How many of the lines below include "Prevalence"? Give the number and no other words.

───

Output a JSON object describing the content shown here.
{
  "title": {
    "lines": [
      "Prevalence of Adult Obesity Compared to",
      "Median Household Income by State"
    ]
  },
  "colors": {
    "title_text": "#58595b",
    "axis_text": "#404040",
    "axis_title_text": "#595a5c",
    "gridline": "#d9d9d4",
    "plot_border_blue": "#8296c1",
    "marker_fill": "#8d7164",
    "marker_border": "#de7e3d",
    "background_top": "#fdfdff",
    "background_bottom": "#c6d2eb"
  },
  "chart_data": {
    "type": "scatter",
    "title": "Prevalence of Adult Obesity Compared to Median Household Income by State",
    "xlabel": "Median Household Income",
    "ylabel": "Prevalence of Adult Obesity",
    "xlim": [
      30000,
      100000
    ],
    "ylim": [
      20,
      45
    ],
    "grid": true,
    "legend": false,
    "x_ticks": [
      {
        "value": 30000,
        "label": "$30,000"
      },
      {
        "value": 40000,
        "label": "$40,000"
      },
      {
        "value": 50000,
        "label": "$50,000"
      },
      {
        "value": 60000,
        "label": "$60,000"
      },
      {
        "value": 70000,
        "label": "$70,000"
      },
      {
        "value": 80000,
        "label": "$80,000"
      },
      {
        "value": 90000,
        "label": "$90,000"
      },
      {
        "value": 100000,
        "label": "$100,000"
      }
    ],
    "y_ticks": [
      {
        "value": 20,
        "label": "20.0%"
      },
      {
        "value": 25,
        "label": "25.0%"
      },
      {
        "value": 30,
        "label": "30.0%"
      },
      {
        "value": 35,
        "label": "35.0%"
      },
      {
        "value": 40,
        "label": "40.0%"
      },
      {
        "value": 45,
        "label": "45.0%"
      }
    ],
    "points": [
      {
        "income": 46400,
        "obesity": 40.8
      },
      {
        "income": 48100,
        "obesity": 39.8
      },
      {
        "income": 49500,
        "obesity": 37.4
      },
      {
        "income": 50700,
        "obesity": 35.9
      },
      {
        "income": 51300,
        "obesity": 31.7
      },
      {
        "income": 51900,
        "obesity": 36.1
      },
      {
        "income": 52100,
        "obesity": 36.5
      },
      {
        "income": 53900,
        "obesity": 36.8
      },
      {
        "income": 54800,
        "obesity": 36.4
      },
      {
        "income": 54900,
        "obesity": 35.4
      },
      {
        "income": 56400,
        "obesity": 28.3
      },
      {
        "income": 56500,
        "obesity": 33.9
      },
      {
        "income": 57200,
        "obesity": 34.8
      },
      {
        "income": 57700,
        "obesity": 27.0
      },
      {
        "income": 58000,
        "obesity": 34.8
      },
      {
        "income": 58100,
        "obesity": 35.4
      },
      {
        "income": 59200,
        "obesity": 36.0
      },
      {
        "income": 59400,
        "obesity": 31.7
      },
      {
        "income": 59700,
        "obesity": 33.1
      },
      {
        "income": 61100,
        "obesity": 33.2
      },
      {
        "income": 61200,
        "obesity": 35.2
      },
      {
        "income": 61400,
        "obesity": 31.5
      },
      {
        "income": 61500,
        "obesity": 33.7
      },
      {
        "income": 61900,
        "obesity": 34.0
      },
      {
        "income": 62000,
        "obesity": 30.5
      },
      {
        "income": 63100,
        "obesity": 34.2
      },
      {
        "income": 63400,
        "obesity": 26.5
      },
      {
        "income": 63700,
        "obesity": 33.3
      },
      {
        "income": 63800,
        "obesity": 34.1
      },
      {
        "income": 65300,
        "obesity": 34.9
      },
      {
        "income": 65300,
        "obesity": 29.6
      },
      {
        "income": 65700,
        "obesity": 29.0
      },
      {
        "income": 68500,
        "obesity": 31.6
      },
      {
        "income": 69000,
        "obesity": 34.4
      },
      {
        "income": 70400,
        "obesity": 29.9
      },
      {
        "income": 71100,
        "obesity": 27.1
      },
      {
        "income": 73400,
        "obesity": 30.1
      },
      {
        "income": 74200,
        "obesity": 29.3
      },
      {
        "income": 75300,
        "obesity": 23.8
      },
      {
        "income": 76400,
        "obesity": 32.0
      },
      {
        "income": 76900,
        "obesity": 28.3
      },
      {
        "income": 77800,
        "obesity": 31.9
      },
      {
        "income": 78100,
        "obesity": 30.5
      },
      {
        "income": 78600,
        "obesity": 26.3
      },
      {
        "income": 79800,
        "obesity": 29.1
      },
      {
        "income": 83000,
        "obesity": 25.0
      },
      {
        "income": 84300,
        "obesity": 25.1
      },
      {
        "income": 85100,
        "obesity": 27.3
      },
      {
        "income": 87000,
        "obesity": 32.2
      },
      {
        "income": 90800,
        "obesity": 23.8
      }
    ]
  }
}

───

**Task result**
3